[Exercise task]:
Output the material beneath this task exactly, images excluded.

—————

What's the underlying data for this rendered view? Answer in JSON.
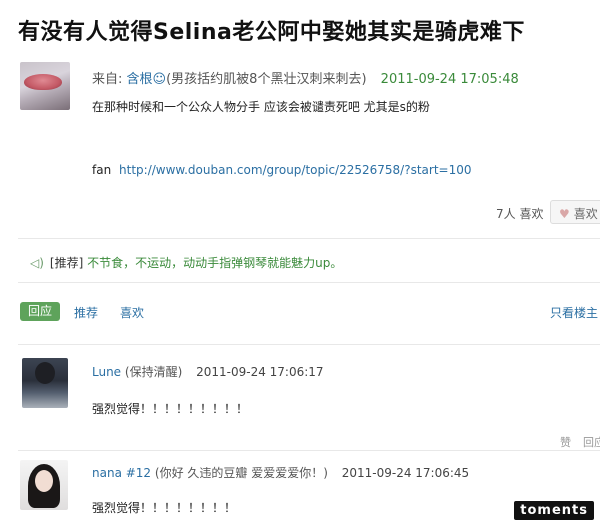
{
  "post": {
    "title": "有没有人觉得Selina老公阿中娶她其实是骑虎难下",
    "from_label": "来自:",
    "author": "含根",
    "author_mark": "☺",
    "author_sig": "(男孩括约肌被8个黑壮汉刺来刺去)",
    "time": "2011-09-24 17:05:48",
    "content": "在那种时候和一个公众人物分手 应该会被谴责死吧 尤其是s的粉",
    "fan_prefix": "fan",
    "fan_url": "http://www.douban.com/group/topic/22526758/?start=100",
    "like_count": "7人 喜欢",
    "like_button": "喜欢"
  },
  "promo": {
    "tag": "[推荐]",
    "text": "不节食，不运动，动动手指弹钢琴就能魅力up。"
  },
  "tabs": {
    "reply": "回应",
    "recommend": "推荐",
    "like": "喜欢",
    "owner_only": "只看楼主"
  },
  "comments": [
    {
      "name": "Lune",
      "sig": "(保持清醒)",
      "time": "2011-09-24 17:06:17",
      "text": "强烈觉得！！！！！！！！！",
      "actions": [
        "赞",
        "回应"
      ]
    },
    {
      "name": "nana #12",
      "sig": "(你好 久违的豆瓣 爱爱爱爱你！)",
      "time": "2011-09-24 17:06:45",
      "text": "强烈觉得！！！！！！！！"
    }
  ],
  "icons": {
    "speaker": "speaker-icon",
    "heart": "heart-icon"
  },
  "watermark": "toments",
  "colors": {
    "link": "#2b6fa3",
    "timestamp": "#3a8a3a",
    "reply_tab": "#5ea35b"
  }
}
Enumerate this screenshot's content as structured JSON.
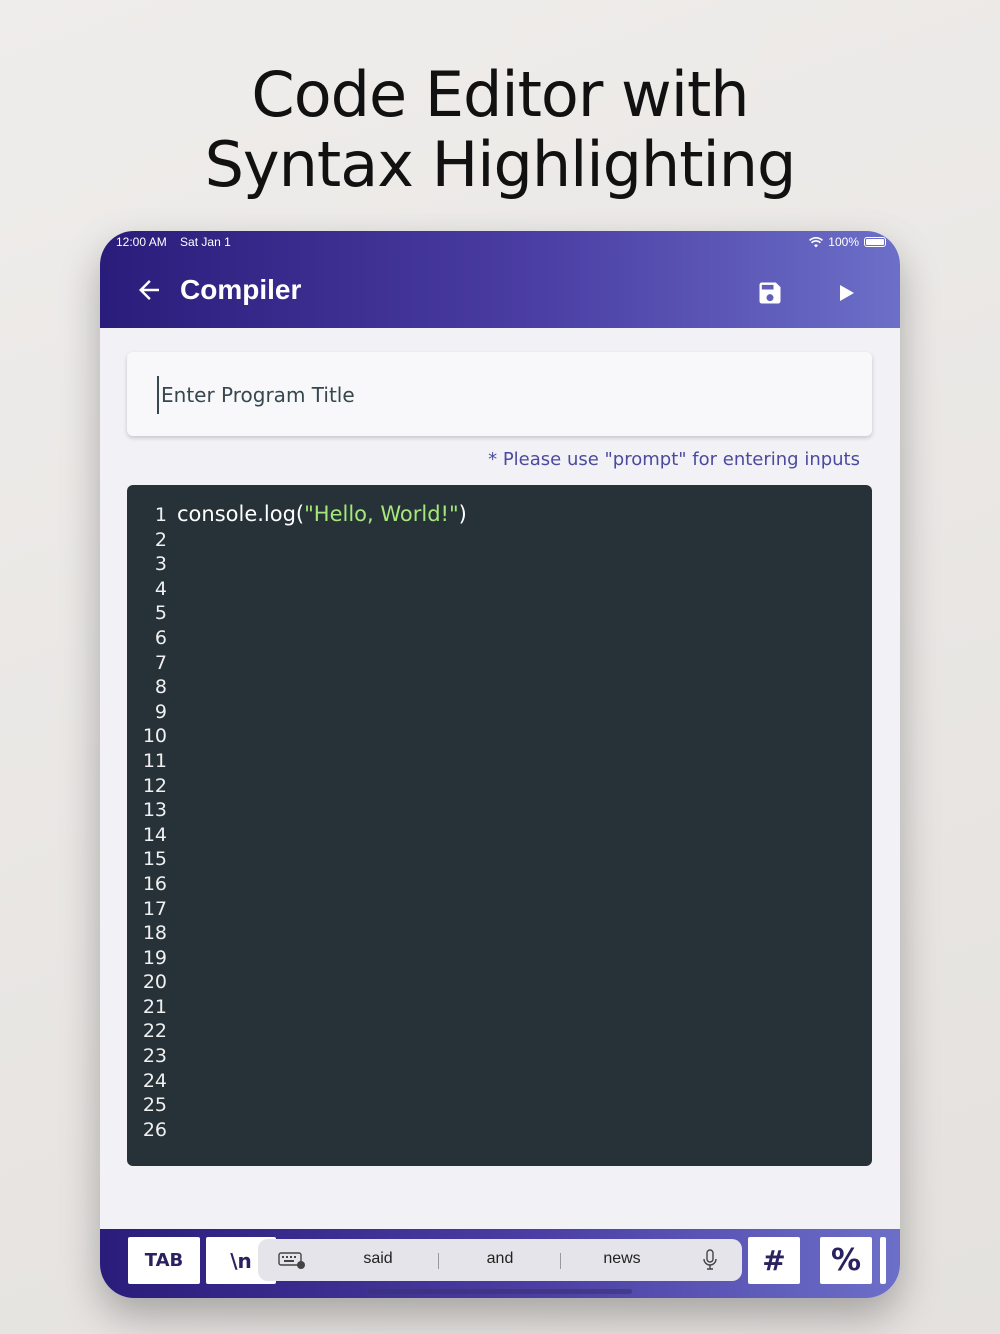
{
  "headline": {
    "line1": "Code Editor with",
    "line2": "Syntax Highlighting"
  },
  "status_bar": {
    "time": "12:00 AM",
    "date": "Sat Jan 1",
    "battery": "100%"
  },
  "appbar": {
    "title": "Compiler",
    "icons": [
      "back-arrow-icon",
      "save-icon",
      "play-icon"
    ],
    "color_start": "#2a1c7a",
    "color_end": "#6c6fc8"
  },
  "program_title": {
    "value": "",
    "placeholder": "Enter Program Title"
  },
  "hint": "* Please use \"prompt\" for entering inputs",
  "editor": {
    "background": "#263238",
    "string_color": "#a5e77a",
    "line_numbers": [
      "1",
      "2",
      "3",
      "4",
      "5",
      "6",
      "7",
      "8",
      "9",
      "10",
      "11",
      "12",
      "13",
      "14",
      "15",
      "16",
      "17",
      "18",
      "19",
      "20",
      "21",
      "22",
      "23",
      "24",
      "25",
      "26"
    ],
    "code": {
      "prefix": "console.log(",
      "string": "\"Hello, World!\"",
      "suffix": ")"
    }
  },
  "keyboard_bar": {
    "tab": "TAB",
    "newline": "\\n",
    "suggestions": [
      "said",
      "and",
      "news"
    ],
    "hash": "#",
    "percent": "%"
  }
}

—————

[Response to the exercise]:
What's the underlying data for this rendered view? Answer in JSON.
{
  "post": {
    "title": "有没有人觉得Selina老公阿中娶她其实是骑虎难下",
    "from_label": "来自:",
    "author": "含根",
    "author_mark": "☺",
    "author_sig": "(男孩括约肌被8个黑壮汉刺来刺去)",
    "time": "2011-09-24 17:05:48",
    "content": "在那种时候和一个公众人物分手 应该会被谴责死吧 尤其是s的粉",
    "fan_prefix": "fan",
    "fan_url": "http://www.douban.com/group/topic/22526758/?start=100",
    "like_count": "7人 喜欢",
    "like_button": "喜欢"
  },
  "promo": {
    "tag": "[推荐]",
    "text": "不节食，不运动，动动手指弹钢琴就能魅力up。"
  },
  "tabs": {
    "reply": "回应",
    "recommend": "推荐",
    "like": "喜欢",
    "owner_only": "只看楼主"
  },
  "comments": [
    {
      "name": "Lune",
      "sig": "(保持清醒)",
      "time": "2011-09-24 17:06:17",
      "text": "强烈觉得！！！！！！！！！",
      "actions": [
        "赞",
        "回应"
      ]
    },
    {
      "name": "nana #12",
      "sig": "(你好 久违的豆瓣 爱爱爱爱你！)",
      "time": "2011-09-24 17:06:45",
      "text": "强烈觉得！！！！！！！！"
    }
  ],
  "icons": {
    "speaker": "speaker-icon",
    "heart": "heart-icon"
  },
  "watermark": "toments",
  "colors": {
    "link": "#2b6fa3",
    "timestamp": "#3a8a3a",
    "reply_tab": "#5ea35b"
  }
}
Enumerate this screenshot's content as structured JSON.
{
  "headline": {
    "line1": "Code Editor with",
    "line2": "Syntax Highlighting"
  },
  "status_bar": {
    "time": "12:00 AM",
    "date": "Sat Jan 1",
    "battery": "100%"
  },
  "appbar": {
    "title": "Compiler",
    "icons": [
      "back-arrow-icon",
      "save-icon",
      "play-icon"
    ],
    "color_start": "#2a1c7a",
    "color_end": "#6c6fc8"
  },
  "program_title": {
    "value": "",
    "placeholder": "Enter Program Title"
  },
  "hint": "* Please use \"prompt\" for entering inputs",
  "editor": {
    "background": "#263238",
    "string_color": "#a5e77a",
    "line_numbers": [
      "1",
      "2",
      "3",
      "4",
      "5",
      "6",
      "7",
      "8",
      "9",
      "10",
      "11",
      "12",
      "13",
      "14",
      "15",
      "16",
      "17",
      "18",
      "19",
      "20",
      "21",
      "22",
      "23",
      "24",
      "25",
      "26"
    ],
    "code": {
      "prefix": "console.log(",
      "string": "\"Hello, World!\"",
      "suffix": ")"
    }
  },
  "keyboard_bar": {
    "tab": "TAB",
    "newline": "\\n",
    "suggestions": [
      "said",
      "and",
      "news"
    ],
    "hash": "#",
    "percent": "%"
  }
}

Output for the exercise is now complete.